> [Records]
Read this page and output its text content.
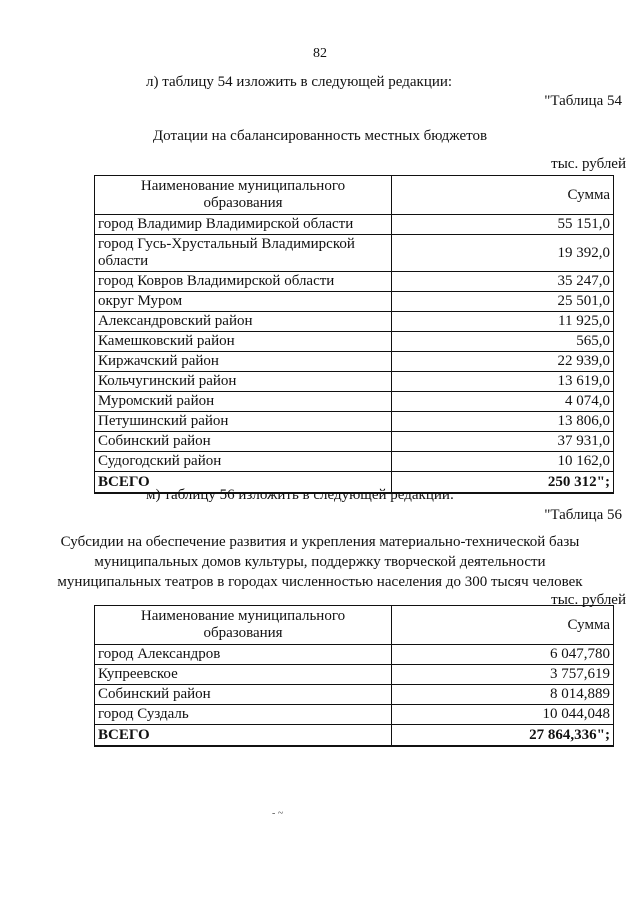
82
л) таблицу 54 изложить в следующей редакции:
"Таблица 54
Дотации на сбалансированность местных бюджетов
тыс. рублей
Наименование муниципального образования	Сумма
город Владимир Владимирской области	55 151,0
город Гусь-Хрустальный Владимирской области	19 392,0
город Ковров Владимирской области	35 247,0
округ Муром	25 501,0
Александровский район	11 925,0
Камешковский район	565,0
Киржачский район	22 939,0
Кольчугинский район	13 619,0
Муромский район	4 074,0
Петушинский район	13 806,0
Собинский район	37 931,0
Судогодский район	10 162,0
ВСЕГО	250 312";
м) таблицу 56 изложить в следующей редакции:
"Таблица 56
Субсидии на обеспечение развития и укрепления материально-технической базы
муниципальных домов культуры, поддержку творческой деятельности
муниципальных театров в городах численностью населения до 300 тысяч человек
тыс. рублей
Наименование муниципального образования	Сумма
город Александров	6 047,780
Купреевское	3 757,619
Собинский район	8 014,889
город Суздаль	10 044,048
ВСЕГО	27 864,336";
- ~
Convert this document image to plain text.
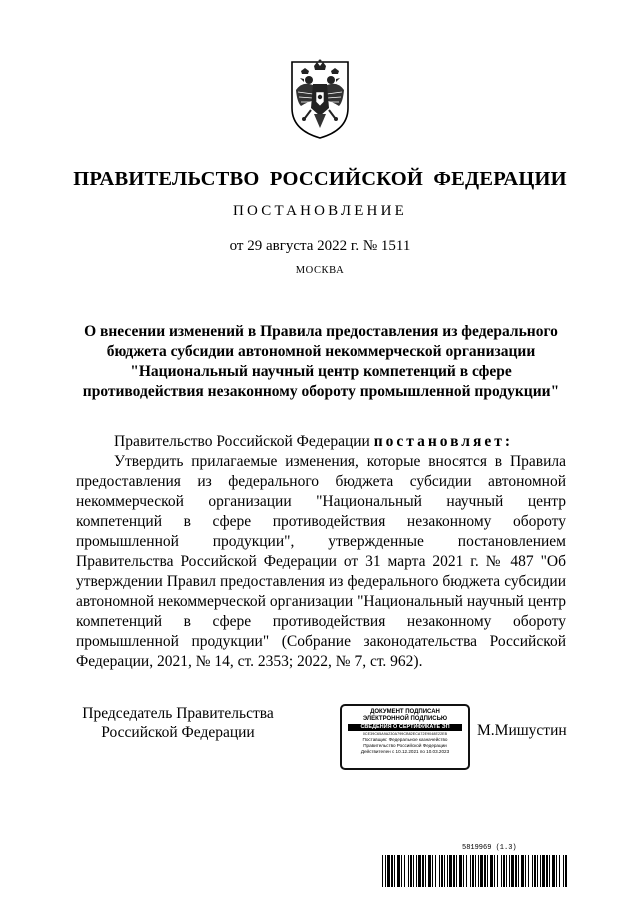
ПРАВИТЕЛЬСТВО РОССИЙСКОЙ ФЕДЕРАЦИИ
ПОСТАНОВЛЕНИЕ
от 29 августа 2022 г. № 1511
МОСКВА
О внесении изменений в Правила предоставления из федерального
бюджета субсидии автономной некоммерческой организации
"Национальный научный центр компетенций в сфере
противодействия незаконному обороту промышленной продукции"

Правительство Российской Федерации постановляет:

Утвердить прилагаемые изменения, которые вносятся в Правила предоставления из федерального бюджета субсидии автономной некоммерческой организации "Национальный научный центр компетенций в сфере противодействия незаконному обороту промышленной продукции", утвержденные постановлением Правительства Российской Федерации от 31 марта 2021 г. № 487 "Об утверждении Правил предоставления из федерального бюджета субсидии автономной некоммерческой организации "Национальный научный центр компетенций в сфере противодействия незаконному обороту промышленной продукции" (Собрание законодательства Российской Федерации, 2021, № 14, ст. 2353; 2022, № 7, ст. 962).

Председатель Правительства
Российской Федерации
ДОКУМЕНТ ПОДПИСАН
ЭЛЕКТРОННОЙ ПОДПИСЬЮ
СВЕДЕНИЯ О СЕРТИФИКАТЕ ЭП
0СЕ39С65А9А230А799СВ82ЕСА72Е9048Е22ЕВ
Поставщик: Федеральное казначейство
Правительство Российской Федерации
Действителен с 10.12.2021 по 10.03.2023
М.Мишустин
5819969 (1.3)
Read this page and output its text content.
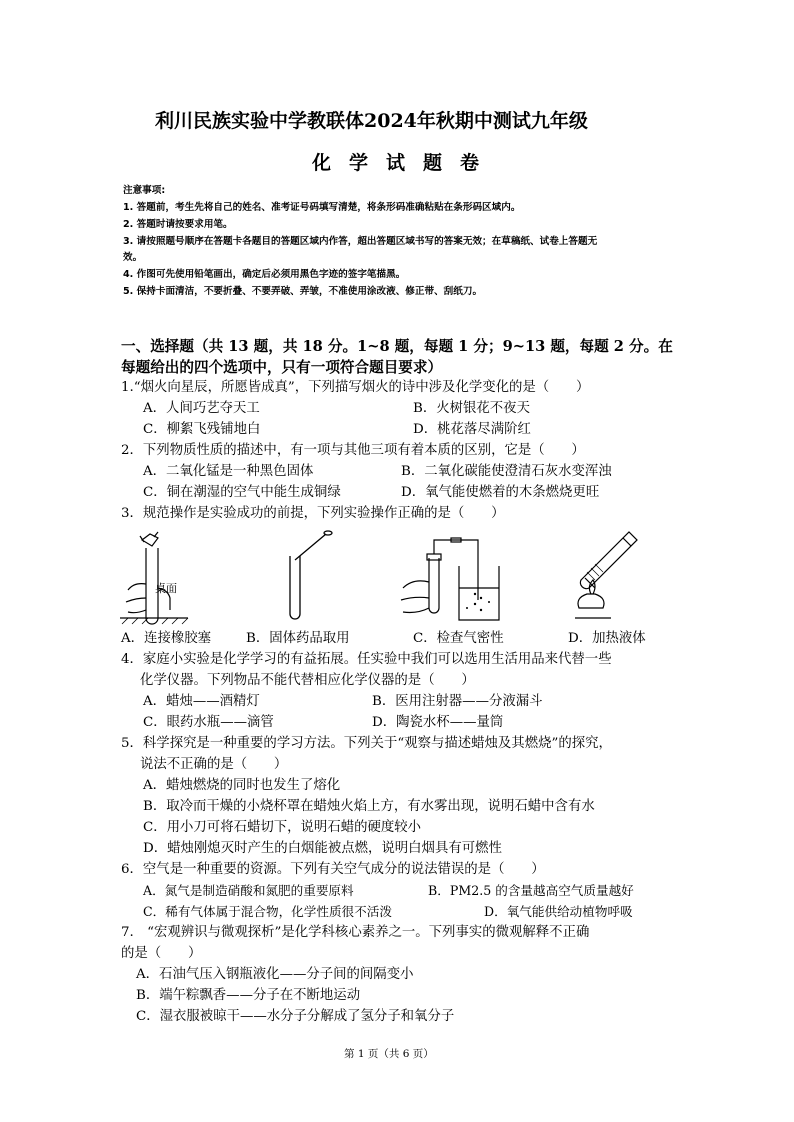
利川民族实验中学教联体2024年秋期中测试九年级
化学试题卷
注意事项:
1. 答题前，考生先将自己的姓名、准考证号码填写清楚，将条形码准确粘贴在条形码区域内。
2. 答题时请按要求用笔。
3. 请按照题号顺序在答题卡各题目的答题区域内作答，超出答题区域书写的答案无效；在草稿纸、试卷上答题无
效。
4. 作图可先使用铅笔画出，确定后必须用黑色字迹的签字笔描黑。
5. 保持卡面清洁，不要折叠、不要弄破、弄皱，不准使用涂改液、修正带、刮纸刀。
一、选择题（共 13 题，共 18 分。1~8 题，每题 1 分；9~13 题，每题 2 分。在
每题给出的四个选项中，只有一项符合题目要求）
1.“烟火向星辰，所愿皆成真”，下列描写烟火的诗中涉及化学变化的是（　　）
A．人间巧艺夺天工	B．火树银花不夜天
C．柳絮飞残铺地白	D．桃花落尽满阶红
2．下列物质性质的描述中，有一项与其他三项有着本质的区别，它是（　　）
A．二氧化锰是一种黑色固体	B．二氧化碳能使澄清石灰水变浑浊
C．铜在潮湿的空气中能生成铜绿	D．氧气能使燃着的木条燃烧更旺
3．规范操作是实验成功的前提，下列实验操作正确的是（　　）
桌面
A．连接橡胶塞	B．固体药品取用	C．检查气密性	D．加热液体
4．家庭小实验是化学学习的有益拓展。任实验中我们可以选用生活用品来代替一些
化学仪器。下列物品不能代替相应化学仪器的是（　　）
A．蜡烛——酒精灯	B．医用注射器——分液漏斗
C．眼药水瓶——滴管	D．陶瓷水杯——量筒
5．科学探究是一种重要的学习方法。下列关于“观察与描述蜡烛及其燃烧”的探究，
说法不正确的是（　　）
A．蜡烛燃烧的同时也发生了熔化
B．取冷而干燥的小烧杯罩在蜡烛火焰上方，有水雾出现，说明石蜡中含有水
C．用小刀可将石蜡切下，说明石蜡的硬度较小
D．蜡烛刚熄灭时产生的白烟能被点燃，说明白烟具有可燃性
6．空气是一种重要的资源。下列有关空气成分的说法错误的是（　　）
A．氮气是制造硝酸和氮肥的重要原料	B．PM2.5 的含量越高空气质量越好
C．稀有气体属于混合物，化学性质很不活泼	D．氧气能供给动植物呼吸
7.　“宏观辨识与微观探析”是化学科核心素养之一。下列事实的微观解释不正确
的是（　　）
A．石油气压入钢瓶液化——分子间的间隔变小
B．端午粽飘香——分子在不断地运动
C．湿衣服被晾干——水分子分解成了氢分子和氧分子
第 1 页（共 6 页）
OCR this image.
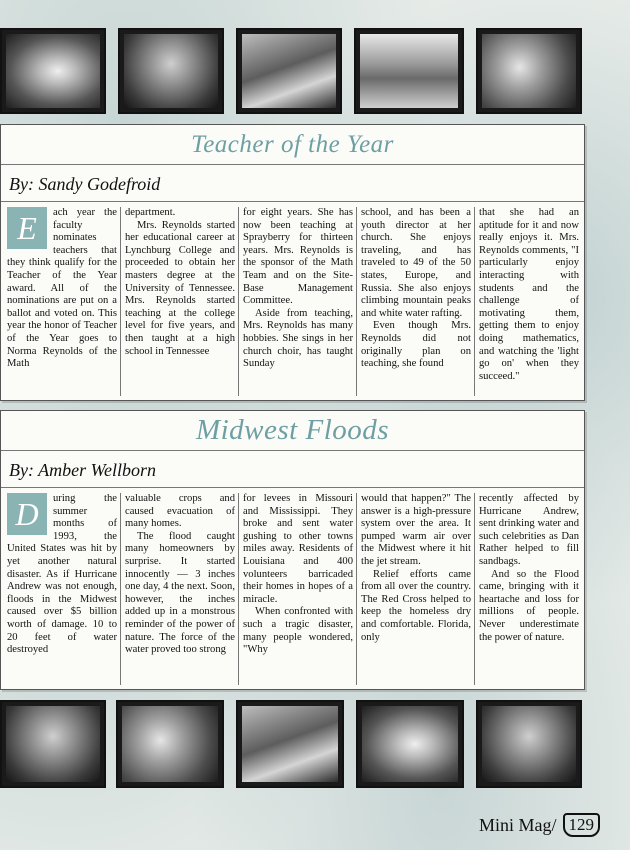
Teacher of the Year
By: Sandy Godefroid
E	ach year the faculty nominates teachers that they think qualify for the Teacher of the Year award. All of the nominations are put on a ballot and voted on. This year the honor of Teacher of the Year goes to Norma Reynolds of the Math

department.

Mrs. Reynolds started her educational career at Lynchburg College and proceeded to obtain her masters degree at the University of Tennessee. Mrs. Reynolds started teaching at the college level for five years, and then taught at a high school in Tennessee

for eight years. She has now been teaching at Sprayberry for thirteen years. Mrs. Reynolds is the sponsor of the Math Team and on the Site-Base Management Committee.

Aside from teaching, Mrs. Reynolds has many hobbies. She sings in her church choir, has taught Sunday

school, and has been a youth director at her church. She enjoys traveling, and has traveled to 49 of the 50 states, Europe, and Russia. She also enjoys climbing mountain peaks and white water rafting.

Even though Mrs. Reynolds did not originally plan on teaching, she found

that she had an aptitude for it and now really enjoys it. Mrs. Reynolds comments, "I particularly enjoy interacting with students and the challenge of motivating them, getting them to enjoy doing mathematics, and watching the 'light go on' when they succeed."

Midwest Floods
By: Amber Wellborn
D	uring the summer months of 1993, the United States was hit by yet another natural disaster. As if Hurricane Andrew was not enough, floods in the Midwest caused over $5 billion worth of damage. 10 to 20 feet of water destroyed

valuable crops and caused evacuation of many homes.

The flood caught many homeowners by surprise. It started innocently — 3 inches one day, 4 the next. Soon, however, the inches added up in a monstrous reminder of the power of nature. The force of the water proved too strong

for levees in Missouri and Mississippi. They broke and sent water gushing to other towns miles away. Residents of Louisiana and 400 volunteers barricaded their homes in hopes of a miracle.

When confronted with such a tragic disaster, many people wondered, "Why

would that happen?" The answer is a high-pressure system over the area. It pumped warm air over the Midwest where it hit the jet stream.

Relief efforts came from all over the country. The Red Cross helped to keep the homeless dry and comfortable. Florida, only

recently affected by Hurricane Andrew, sent drinking water and such celebrities as Dan Rather helped to fill sandbags.

And so the Flood came, bringing with it heartache and loss for millions of people. Never underestimate the power of nature.

Mini Mag/ 129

> [THE REQUEST] Without the pictures, restate all the entries above exactly.

> [RESPONSE TO THE TASK]
Read this page and output its text content.
82
л) таблицу 54 изложить в следующей редакции:
"Таблица 54
Дотации на сбалансированность местных бюджетов
тыс. рублей
Наименование муниципального образования	Сумма
город Владимир Владимирской области	55 151,0
город Гусь-Хрустальный Владимирской области	19 392,0
город Ковров Владимирской области	35 247,0
округ Муром	25 501,0
Александровский район	11 925,0
Камешковский район	565,0
Киржачский район	22 939,0
Кольчугинский район	13 619,0
Муромский район	4 074,0
Петушинский район	13 806,0
Собинский район	37 931,0
Судогодский район	10 162,0
ВСЕГО	250 312";
м) таблицу 56 изложить в следующей редакции:
"Таблица 56
Субсидии на обеспечение развития и укрепления материально-технической базы
муниципальных домов культуры, поддержку творческой деятельности
муниципальных театров в городах численностью населения до 300 тысяч человек
тыс. рублей
Наименование муниципального образования	Сумма
город Александров	6 047,780
Купреевское	3 757,619
Собинский район	8 014,889
город Суздаль	10 044,048
ВСЕГО	27 864,336";
- ~
Convert this document image to plain text.
ПРАВИТЕЛЬСТВО РОССИЙСКОЙ ФЕДЕРАЦИИ
ПОСТАНОВЛЕНИЕ
от 29 августа 2022 г. № 1511
МОСКВА
О внесении изменений в Правила предоставления из федерального
бюджета субсидии автономной некоммерческой организации
"Национальный научный центр компетенций в сфере
противодействия незаконному обороту промышленной продукции"

Правительство Российской Федерации постановляет:

Утвердить прилагаемые изменения, которые вносятся в Правила предоставления из федерального бюджета субсидии автономной некоммерческой организации "Национальный научный центр компетенций в сфере противодействия незаконному обороту промышленной продукции", утвержденные постановлением Правительства Российской Федерации от 31 марта 2021 г. № 487 "Об утверждении Правил предоставления из федерального бюджета субсидии автономной некоммерческой организации "Национальный научный центр компетенций в сфере противодействия незаконному обороту промышленной продукции" (Собрание законодательства Российской Федерации, 2021, № 14, ст. 2353; 2022, № 7, ст. 962).

Председатель Правительства
Российской Федерации
ДОКУМЕНТ ПОДПИСАН
ЭЛЕКТРОННОЙ ПОДПИСЬЮ
СВЕДЕНИЯ О СЕРТИФИКАТЕ ЭП
0СЕ39С65А9А230А799СВ82ЕСА72Е9048Е22ЕВ
Поставщик: Федеральное казначейство
Правительство Российской Федерации
Действителен с 10.12.2021 по 10.03.2023
М.Мишустин
5819969 (1.3)
Read this page and output its text content.
利川民族实验中学教联体2024年秋期中测试九年级
化学试题卷
注意事项:
1. 答题前，考生先将自己的姓名、准考证号码填写清楚，将条形码准确粘贴在条形码区域内。
2. 答题时请按要求用笔。
3. 请按照题号顺序在答题卡各题目的答题区域内作答，超出答题区域书写的答案无效；在草稿纸、试卷上答题无
效。
4. 作图可先使用铅笔画出，确定后必须用黑色字迹的签字笔描黑。
5. 保持卡面清洁，不要折叠、不要弄破、弄皱，不准使用涂改液、修正带、刮纸刀。
一、选择题（共 13 题，共 18 分。1~8 题，每题 1 分；9~13 题，每题 2 分。在
每题给出的四个选项中，只有一项符合题目要求）
1.“烟火向星辰，所愿皆成真”，下列描写烟火的诗中涉及化学变化的是（　　）
A．人间巧艺夺天工	B．火树银花不夜天
C．柳絮飞残铺地白	D．桃花落尽满阶红
2．下列物质性质的描述中，有一项与其他三项有着本质的区别，它是（　　）
A．二氧化锰是一种黑色固体	B．二氧化碳能使澄清石灰水变浑浊
C．铜在潮湿的空气中能生成铜绿	D．氧气能使燃着的木条燃烧更旺
3．规范操作是实验成功的前提，下列实验操作正确的是（　　）
桌面
A．连接橡胶塞	B．固体药品取用	C．检查气密性	D．加热液体
4．家庭小实验是化学学习的有益拓展。任实验中我们可以选用生活用品来代替一些
化学仪器。下列物品不能代替相应化学仪器的是（　　）
A．蜡烛——酒精灯	B．医用注射器——分液漏斗
C．眼药水瓶——滴管	D．陶瓷水杯——量筒
5．科学探究是一种重要的学习方法。下列关于“观察与描述蜡烛及其燃烧”的探究，
说法不正确的是（　　）
A．蜡烛燃烧的同时也发生了熔化
B．取冷而干燥的小烧杯罩在蜡烛火焰上方，有水雾出现，说明石蜡中含有水
C．用小刀可将石蜡切下，说明石蜡的硬度较小
D．蜡烛刚熄灭时产生的白烟能被点燃，说明白烟具有可燃性
6．空气是一种重要的资源。下列有关空气成分的说法错误的是（　　）
A．氮气是制造硝酸和氮肥的重要原料	B．PM2.5 的含量越高空气质量越好
C．稀有气体属于混合物，化学性质很不活泼	D．氧气能供给动植物呼吸
7.　“宏观辨识与微观探析”是化学科核心素养之一。下列事实的微观解释不正确
的是（　　）
A．石油气压入钢瓶液化——分子间的间隔变小
B．端午粽飘香——分子在不断地运动
C．湿衣服被晾干——水分子分解成了氢分子和氧分子
第 1 页（共 6 页）
OCR this image.
Teacher of the Year
By: Sandy Godefroid
E	ach year the faculty nominates teachers that they think qualify for the Teacher of the Year award. All of the nominations are put on a ballot and voted on. This year the honor of Teacher of the Year goes to Norma Reynolds of the Math

department.

Mrs. Reynolds started her educational career at Lynchburg College and proceeded to obtain her masters degree at the University of Tennessee. Mrs. Reynolds started teaching at the college level for five years, and then taught at a high school in Tennessee

for eight years. She has now been teaching at Sprayberry for thirteen years. Mrs. Reynolds is the sponsor of the Math Team and on the Site-Base Management Committee.

Aside from teaching, Mrs. Reynolds has many hobbies. She sings in her church choir, has taught Sunday

school, and has been a youth director at her church. She enjoys traveling, and has traveled to 49 of the 50 states, Europe, and Russia. She also enjoys climbing mountain peaks and white water rafting.

Even though Mrs. Reynolds did not originally plan on teaching, she found

that she had an aptitude for it and now really enjoys it. Mrs. Reynolds comments, "I particularly enjoy interacting with students and the challenge of motivating them, getting them to enjoy doing mathematics, and watching the 'light go on' when they succeed."

Midwest Floods
By: Amber Wellborn
D	uring the summer months of 1993, the United States was hit by yet another natural disaster. As if Hurricane Andrew was not enough, floods in the Midwest caused over $5 billion worth of damage. 10 to 20 feet of water destroyed

valuable crops and caused evacuation of many homes.

The flood caught many homeowners by surprise. It started innocently — 3 inches one day, 4 the next. Soon, however, the inches added up in a monstrous reminder of the power of nature. The force of the water proved too strong

for levees in Missouri and Mississippi. They broke and sent water gushing to other towns miles away. Residents of Louisiana and 400 volunteers barricaded their homes in hopes of a miracle.

When confronted with such a tragic disaster, many people wondered, "Why

would that happen?" The answer is a high-pressure system over the area. It pumped warm air over the Midwest where it hit the jet stream.

Relief efforts came from all over the country. The Red Cross helped to keep the homeless dry and comfortable. Florida, only

recently affected by Hurricane Andrew, sent drinking water and such celebrities as Dan Rather helped to fill sandbags.

And so the Flood came, bringing with it heartache and loss for millions of people. Never underestimate the power of nature.

Mini Mag/ 129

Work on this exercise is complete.